(Data entries for graphics)
§ §

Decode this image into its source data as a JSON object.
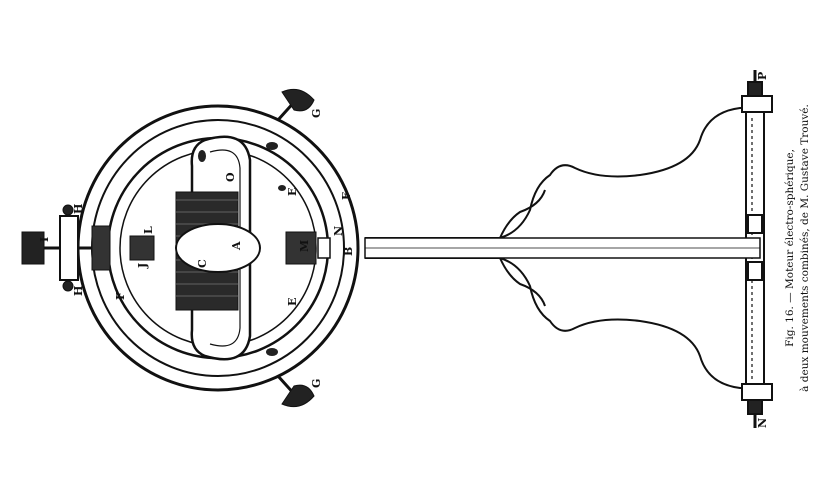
{
  "figure": {
    "caption_line1": "Fig. 16. — Moteur électro-sphérique,",
    "caption_line2": "à deux mouvements combinés, de M. Gustave Trouvé."
  },
  "labels": {
    "A": "A",
    "C": "C",
    "B": "B",
    "E_top": "E",
    "E_bottom": "E",
    "F_top": "F",
    "F_bottom": "F",
    "G_top": "G",
    "G_bottom": "G",
    "H_top": "H",
    "H_bottom": "H",
    "I": "I",
    "J": "J",
    "L": "L",
    "M": "M",
    "N_axis": "N",
    "N_base": "N",
    "P": "P",
    "O": "O"
  },
  "colors": {
    "ink": "#111111",
    "paper": "#ffffff"
  }
}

§ §

§ **WORK INSTRUCTIONS**
Quote the data above in full and without alteration; skip the pictures.

§ **COMPLETE ANSWER**
Decode this image into its source data as a JSON object.
{
  "figure": {
    "caption_line1": "Fig. 16. — Moteur électro-sphérique,",
    "caption_line2": "à deux mouvements combinés, de M. Gustave Trouvé."
  },
  "labels": {
    "A": "A",
    "C": "C",
    "B": "B",
    "E_top": "E",
    "E_bottom": "E",
    "F_top": "F",
    "F_bottom": "F",
    "G_top": "G",
    "G_bottom": "G",
    "H_top": "H",
    "H_bottom": "H",
    "I": "I",
    "J": "J",
    "L": "L",
    "M": "M",
    "N_axis": "N",
    "N_base": "N",
    "P": "P",
    "O": "O"
  },
  "colors": {
    "ink": "#111111",
    "paper": "#ffffff"
  }
}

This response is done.